## TRABALHO A FAZER
#1 Quais são as partes da alma que, segundo Platão, devem estar em equilíbrio no texto sobre felicidade?
#2 Por favor, dê continuidade ao texto sobre felicidade a partir do ponto em que ele termina.

## TRECHO DO TEXTO
================================

Por Fernanda Moura – via Obvious
“Como é imensa a felicidade da virgem sem culpa. Esquecendo o mundo, e pelo mundo sendo esquecida. Brilho eterno de uma mente sem lembranças! Cada prece é aceita, e cada desejo realizado” Alexander Pope
Como seria viver se pudéssemos apagar da nossa memória todos os momentos desagradáveis em nossas vidas? Como seria viver sem dores existenciais, sem culpa, sem tristezas?
É notória a busca do ser humano pela felicidade. Mas o que é felicidade? É possível viver bem sem estar feliz? Por quê entendemos a felicidade como condição sine qua non para uma vida plena?
Muitos filósofos debateram este tema. Desde os pré-socráticos até a atualidade. Para Platão, por exemplo, uma pessoa pode considerar-se feliz quando tem as três partes da alma (razão, vontade e desejo) em equilíbrio.
Já para Schopenhauer, a felicidade é uma ilusão. Para ele a vida oscila como um pêndulo entre a dor e o tédio. A felicidade é somente a momentânea satisfação de um desejo.
Felicidade é, como podemos perceber, um conceito subjetivo. Ela vai depender de suas percepções acerca do mundo e de si mesmo. Perceber a si mesmo é diferente de conhecer a si mesmo.

================================

## INFORMAÇÕES APRESENTADAS
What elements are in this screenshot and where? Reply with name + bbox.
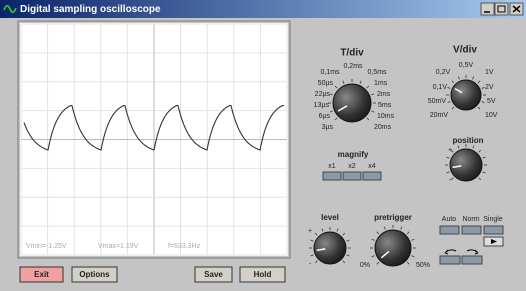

================================

## RESPOSTAS DOS EXERCÍCIOS
#1 Razão, vontade e desejo.

#2
O conhecimento quando entendido como separado da percepção, é puramente racional. Ele não utiliza os sentidos como método epistemológico. Nossas memórias, ao contrário, são percepções de momentos vividos. Não são conhecimentos. Elas não são factuais. Nossas percepções atuam em quem achamos que somos. Qual a diferença entre ser algo e achar que é algo?
Se temos parte da nossa memória extraída, retirando assim do nosso passado algumas experiências que tivemos, seremos a mesma pessoa? A resposta não é fácil, mas acredito que sim. No meu modo de ver, somos a mesma pessoa, porém pensamos que somos outra pessoa. Basicamente o que muda é o que achamos de nós mesmos em relação às nossas experiências.
No filme O Brilho Eterno de Uma Mente Sem Lembranças vemos como, à medida que as pessoas passam por nossas vidas, vão deixando marcas em nosso ser. Mesmo que não percebamos, algo se modifica no momento em que nos relacionamos com algo ou alguém. A partir daí jamais poderemos voltar a ser o que éramos antes.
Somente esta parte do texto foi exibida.